Data shown:

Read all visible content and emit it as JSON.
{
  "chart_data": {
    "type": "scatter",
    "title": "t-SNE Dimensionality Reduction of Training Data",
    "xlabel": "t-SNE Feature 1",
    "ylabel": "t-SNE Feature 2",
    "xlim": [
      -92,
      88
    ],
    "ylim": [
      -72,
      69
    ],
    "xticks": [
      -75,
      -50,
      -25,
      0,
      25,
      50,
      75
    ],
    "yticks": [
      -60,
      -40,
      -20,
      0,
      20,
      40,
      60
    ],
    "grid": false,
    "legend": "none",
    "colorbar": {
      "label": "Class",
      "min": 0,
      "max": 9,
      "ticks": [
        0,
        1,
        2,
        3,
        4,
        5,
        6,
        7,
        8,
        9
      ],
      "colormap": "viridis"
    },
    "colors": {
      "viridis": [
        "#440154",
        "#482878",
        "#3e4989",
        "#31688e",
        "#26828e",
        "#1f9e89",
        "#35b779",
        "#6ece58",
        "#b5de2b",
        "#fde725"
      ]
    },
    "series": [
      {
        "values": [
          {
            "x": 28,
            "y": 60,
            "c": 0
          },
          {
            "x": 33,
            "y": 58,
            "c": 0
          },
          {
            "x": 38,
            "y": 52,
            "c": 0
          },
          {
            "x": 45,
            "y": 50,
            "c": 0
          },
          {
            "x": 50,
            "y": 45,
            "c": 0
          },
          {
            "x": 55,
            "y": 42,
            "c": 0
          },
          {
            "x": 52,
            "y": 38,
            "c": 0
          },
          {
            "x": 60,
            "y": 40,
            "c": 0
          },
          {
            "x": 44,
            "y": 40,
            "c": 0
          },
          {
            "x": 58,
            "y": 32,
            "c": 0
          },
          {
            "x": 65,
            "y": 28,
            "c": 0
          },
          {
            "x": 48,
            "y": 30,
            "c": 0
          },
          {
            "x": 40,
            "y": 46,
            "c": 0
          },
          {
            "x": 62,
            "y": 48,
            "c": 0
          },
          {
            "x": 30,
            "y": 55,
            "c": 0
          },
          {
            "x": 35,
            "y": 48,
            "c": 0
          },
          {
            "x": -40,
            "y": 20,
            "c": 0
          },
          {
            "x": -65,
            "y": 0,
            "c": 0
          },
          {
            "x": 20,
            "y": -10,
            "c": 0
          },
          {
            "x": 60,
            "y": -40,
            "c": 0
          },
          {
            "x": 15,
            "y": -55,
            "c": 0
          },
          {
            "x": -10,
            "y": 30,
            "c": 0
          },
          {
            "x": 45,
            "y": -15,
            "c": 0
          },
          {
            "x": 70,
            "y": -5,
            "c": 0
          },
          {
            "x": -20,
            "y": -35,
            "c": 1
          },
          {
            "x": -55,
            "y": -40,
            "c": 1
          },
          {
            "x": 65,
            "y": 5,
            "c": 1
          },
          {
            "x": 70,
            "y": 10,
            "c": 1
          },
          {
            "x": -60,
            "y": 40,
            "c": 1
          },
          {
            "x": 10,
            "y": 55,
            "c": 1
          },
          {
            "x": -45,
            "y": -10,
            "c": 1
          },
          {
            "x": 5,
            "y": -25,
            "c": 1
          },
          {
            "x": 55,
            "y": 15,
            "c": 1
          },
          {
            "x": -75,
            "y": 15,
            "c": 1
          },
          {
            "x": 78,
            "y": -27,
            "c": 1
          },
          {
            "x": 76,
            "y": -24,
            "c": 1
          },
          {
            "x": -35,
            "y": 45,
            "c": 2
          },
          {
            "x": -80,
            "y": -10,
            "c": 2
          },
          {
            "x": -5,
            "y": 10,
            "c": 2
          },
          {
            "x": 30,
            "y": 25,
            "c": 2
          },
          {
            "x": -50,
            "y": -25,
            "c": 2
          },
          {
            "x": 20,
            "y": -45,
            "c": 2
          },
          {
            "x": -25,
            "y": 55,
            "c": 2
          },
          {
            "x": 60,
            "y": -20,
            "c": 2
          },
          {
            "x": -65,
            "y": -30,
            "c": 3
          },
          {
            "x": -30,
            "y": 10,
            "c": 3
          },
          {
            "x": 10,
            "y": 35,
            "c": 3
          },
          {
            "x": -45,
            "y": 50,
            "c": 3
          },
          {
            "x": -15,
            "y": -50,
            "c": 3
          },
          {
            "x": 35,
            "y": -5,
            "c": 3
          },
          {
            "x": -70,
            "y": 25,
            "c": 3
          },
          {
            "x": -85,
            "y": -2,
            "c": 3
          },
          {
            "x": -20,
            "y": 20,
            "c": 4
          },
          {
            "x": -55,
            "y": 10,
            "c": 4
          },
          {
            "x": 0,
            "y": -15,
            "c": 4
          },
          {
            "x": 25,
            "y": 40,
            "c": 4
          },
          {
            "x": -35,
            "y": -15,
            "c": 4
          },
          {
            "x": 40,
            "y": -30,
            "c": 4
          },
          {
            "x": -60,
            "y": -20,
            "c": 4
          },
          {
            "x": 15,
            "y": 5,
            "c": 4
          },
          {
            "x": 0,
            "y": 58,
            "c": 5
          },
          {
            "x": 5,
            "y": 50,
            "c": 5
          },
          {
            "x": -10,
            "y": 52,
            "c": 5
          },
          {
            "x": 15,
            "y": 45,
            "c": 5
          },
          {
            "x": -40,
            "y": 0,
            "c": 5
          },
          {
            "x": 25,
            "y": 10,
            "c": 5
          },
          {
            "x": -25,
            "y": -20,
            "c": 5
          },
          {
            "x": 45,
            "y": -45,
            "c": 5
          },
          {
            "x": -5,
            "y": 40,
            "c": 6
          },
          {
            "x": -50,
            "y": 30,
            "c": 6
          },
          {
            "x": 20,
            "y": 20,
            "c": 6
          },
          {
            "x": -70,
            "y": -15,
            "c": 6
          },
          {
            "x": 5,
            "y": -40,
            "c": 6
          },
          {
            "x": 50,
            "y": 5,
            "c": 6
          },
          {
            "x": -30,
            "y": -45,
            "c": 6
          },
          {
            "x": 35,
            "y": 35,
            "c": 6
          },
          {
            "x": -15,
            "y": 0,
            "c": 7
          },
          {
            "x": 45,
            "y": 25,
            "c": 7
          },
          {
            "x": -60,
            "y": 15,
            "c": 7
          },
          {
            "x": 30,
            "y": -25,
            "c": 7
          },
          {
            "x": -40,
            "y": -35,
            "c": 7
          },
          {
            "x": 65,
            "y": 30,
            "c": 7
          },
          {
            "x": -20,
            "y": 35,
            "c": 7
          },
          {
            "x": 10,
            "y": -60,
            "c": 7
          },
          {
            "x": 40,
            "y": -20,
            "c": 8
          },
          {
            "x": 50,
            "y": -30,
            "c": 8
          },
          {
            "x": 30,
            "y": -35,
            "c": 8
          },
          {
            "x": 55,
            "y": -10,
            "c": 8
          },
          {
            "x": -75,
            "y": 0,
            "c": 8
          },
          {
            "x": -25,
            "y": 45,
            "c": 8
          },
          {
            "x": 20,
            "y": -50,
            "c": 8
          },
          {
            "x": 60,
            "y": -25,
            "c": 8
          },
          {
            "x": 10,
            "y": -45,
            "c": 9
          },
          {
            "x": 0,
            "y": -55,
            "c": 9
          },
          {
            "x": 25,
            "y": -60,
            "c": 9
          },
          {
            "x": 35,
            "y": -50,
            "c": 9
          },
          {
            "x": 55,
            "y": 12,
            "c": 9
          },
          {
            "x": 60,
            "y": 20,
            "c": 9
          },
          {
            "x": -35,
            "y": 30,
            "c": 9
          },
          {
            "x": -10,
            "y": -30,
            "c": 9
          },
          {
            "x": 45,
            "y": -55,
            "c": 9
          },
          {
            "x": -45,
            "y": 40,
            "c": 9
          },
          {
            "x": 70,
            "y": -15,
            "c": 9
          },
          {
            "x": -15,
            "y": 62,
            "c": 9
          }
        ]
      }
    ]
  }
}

What the exercise asks: Give back all the records exactly as they stand.

The output:
Read all visible content and emit it as JSON.
{
  "chart_data": {
    "type": "scatter",
    "title": "t-SNE Dimensionality Reduction of Training Data",
    "xlabel": "t-SNE Feature 1",
    "ylabel": "t-SNE Feature 2",
    "xlim": [
      -92,
      88
    ],
    "ylim": [
      -72,
      69
    ],
    "xticks": [
      -75,
      -50,
      -25,
      0,
      25,
      50,
      75
    ],
    "yticks": [
      -60,
      -40,
      -20,
      0,
      20,
      40,
      60
    ],
    "grid": false,
    "legend": "none",
    "colorbar": {
      "label": "Class",
      "min": 0,
      "max": 9,
      "ticks": [
        0,
        1,
        2,
        3,
        4,
        5,
        6,
        7,
        8,
        9
      ],
      "colormap": "viridis"
    },
    "colors": {
      "viridis": [
        "#440154",
        "#482878",
        "#3e4989",
        "#31688e",
        "#26828e",
        "#1f9e89",
        "#35b779",
        "#6ece58",
        "#b5de2b",
        "#fde725"
      ]
    },
    "series": [
      {
        "values": [
          {
            "x": 28,
            "y": 60,
            "c": 0
          },
          {
            "x": 33,
            "y": 58,
            "c": 0
          },
          {
            "x": 38,
            "y": 52,
            "c": 0
          },
          {
            "x": 45,
            "y": 50,
            "c": 0
          },
          {
            "x": 50,
            "y": 45,
            "c": 0
          },
          {
            "x": 55,
            "y": 42,
            "c": 0
          },
          {
            "x": 52,
            "y": 38,
            "c": 0
          },
          {
            "x": 60,
            "y": 40,
            "c": 0
          },
          {
            "x": 44,
            "y": 40,
            "c": 0
          },
          {
            "x": 58,
            "y": 32,
            "c": 0
          },
          {
            "x": 65,
            "y": 28,
            "c": 0
          },
          {
            "x": 48,
            "y": 30,
            "c": 0
          },
          {
            "x": 40,
            "y": 46,
            "c": 0
          },
          {
            "x": 62,
            "y": 48,
            "c": 0
          },
          {
            "x": 30,
            "y": 55,
            "c": 0
          },
          {
            "x": 35,
            "y": 48,
            "c": 0
          },
          {
            "x": -40,
            "y": 20,
            "c": 0
          },
          {
            "x": -65,
            "y": 0,
            "c": 0
          },
          {
            "x": 20,
            "y": -10,
            "c": 0
          },
          {
            "x": 60,
            "y": -40,
            "c": 0
          },
          {
            "x": 15,
            "y": -55,
            "c": 0
          },
          {
            "x": -10,
            "y": 30,
            "c": 0
          },
          {
            "x": 45,
            "y": -15,
            "c": 0
          },
          {
            "x": 70,
            "y": -5,
            "c": 0
          },
          {
            "x": -20,
            "y": -35,
            "c": 1
          },
          {
            "x": -55,
            "y": -40,
            "c": 1
          },
          {
            "x": 65,
            "y": 5,
            "c": 1
          },
          {
            "x": 70,
            "y": 10,
            "c": 1
          },
          {
            "x": -60,
            "y": 40,
            "c": 1
          },
          {
            "x": 10,
            "y": 55,
            "c": 1
          },
          {
            "x": -45,
            "y": -10,
            "c": 1
          },
          {
            "x": 5,
            "y": -25,
            "c": 1
          },
          {
            "x": 55,
            "y": 15,
            "c": 1
          },
          {
            "x": -75,
            "y": 15,
            "c": 1
          },
          {
            "x": 78,
            "y": -27,
            "c": 1
          },
          {
            "x": 76,
            "y": -24,
            "c": 1
          },
          {
            "x": -35,
            "y": 45,
            "c": 2
          },
          {
            "x": -80,
            "y": -10,
            "c": 2
          },
          {
            "x": -5,
            "y": 10,
            "c": 2
          },
          {
            "x": 30,
            "y": 25,
            "c": 2
          },
          {
            "x": -50,
            "y": -25,
            "c": 2
          },
          {
            "x": 20,
            "y": -45,
            "c": 2
          },
          {
            "x": -25,
            "y": 55,
            "c": 2
          },
          {
            "x": 60,
            "y": -20,
            "c": 2
          },
          {
            "x": -65,
            "y": -30,
            "c": 3
          },
          {
            "x": -30,
            "y": 10,
            "c": 3
          },
          {
            "x": 10,
            "y": 35,
            "c": 3
          },
          {
            "x": -45,
            "y": 50,
            "c": 3
          },
          {
            "x": -15,
            "y": -50,
            "c": 3
          },
          {
            "x": 35,
            "y": -5,
            "c": 3
          },
          {
            "x": -70,
            "y": 25,
            "c": 3
          },
          {
            "x": -85,
            "y": -2,
            "c": 3
          },
          {
            "x": -20,
            "y": 20,
            "c": 4
          },
          {
            "x": -55,
            "y": 10,
            "c": 4
          },
          {
            "x": 0,
            "y": -15,
            "c": 4
          },
          {
            "x": 25,
            "y": 40,
            "c": 4
          },
          {
            "x": -35,
            "y": -15,
            "c": 4
          },
          {
            "x": 40,
            "y": -30,
            "c": 4
          },
          {
            "x": -60,
            "y": -20,
            "c": 4
          },
          {
            "x": 15,
            "y": 5,
            "c": 4
          },
          {
            "x": 0,
            "y": 58,
            "c": 5
          },
          {
            "x": 5,
            "y": 50,
            "c": 5
          },
          {
            "x": -10,
            "y": 52,
            "c": 5
          },
          {
            "x": 15,
            "y": 45,
            "c": 5
          },
          {
            "x": -40,
            "y": 0,
            "c": 5
          },
          {
            "x": 25,
            "y": 10,
            "c": 5
          },
          {
            "x": -25,
            "y": -20,
            "c": 5
          },
          {
            "x": 45,
            "y": -45,
            "c": 5
          },
          {
            "x": -5,
            "y": 40,
            "c": 6
          },
          {
            "x": -50,
            "y": 30,
            "c": 6
          },
          {
            "x": 20,
            "y": 20,
            "c": 6
          },
          {
            "x": -70,
            "y": -15,
            "c": 6
          },
          {
            "x": 5,
            "y": -40,
            "c": 6
          },
          {
            "x": 50,
            "y": 5,
            "c": 6
          },
          {
            "x": -30,
            "y": -45,
            "c": 6
          },
          {
            "x": 35,
            "y": 35,
            "c": 6
          },
          {
            "x": -15,
            "y": 0,
            "c": 7
          },
          {
            "x": 45,
            "y": 25,
            "c": 7
          },
          {
            "x": -60,
            "y": 15,
            "c": 7
          },
          {
            "x": 30,
            "y": -25,
            "c": 7
          },
          {
            "x": -40,
            "y": -35,
            "c": 7
          },
          {
            "x": 65,
            "y": 30,
            "c": 7
          },
          {
            "x": -20,
            "y": 35,
            "c": 7
          },
          {
            "x": 10,
            "y": -60,
            "c": 7
          },
          {
            "x": 40,
            "y": -20,
            "c": 8
          },
          {
            "x": 50,
            "y": -30,
            "c": 8
          },
          {
            "x": 30,
            "y": -35,
            "c": 8
          },
          {
            "x": 55,
            "y": -10,
            "c": 8
          },
          {
            "x": -75,
            "y": 0,
            "c": 8
          },
          {
            "x": -25,
            "y": 45,
            "c": 8
          },
          {
            "x": 20,
            "y": -50,
            "c": 8
          },
          {
            "x": 60,
            "y": -25,
            "c": 8
          },
          {
            "x": 10,
            "y": -45,
            "c": 9
          },
          {
            "x": 0,
            "y": -55,
            "c": 9
          },
          {
            "x": 25,
            "y": -60,
            "c": 9
          },
          {
            "x": 35,
            "y": -50,
            "c": 9
          },
          {
            "x": 55,
            "y": 12,
            "c": 9
          },
          {
            "x": 60,
            "y": 20,
            "c": 9
          },
          {
            "x": -35,
            "y": 30,
            "c": 9
          },
          {
            "x": -10,
            "y": -30,
            "c": 9
          },
          {
            "x": 45,
            "y": -55,
            "c": 9
          },
          {
            "x": -45,
            "y": 40,
            "c": 9
          },
          {
            "x": 70,
            "y": -15,
            "c": 9
          },
          {
            "x": -15,
            "y": 62,
            "c": 9
          }
        ]
      }
    ]
  }
}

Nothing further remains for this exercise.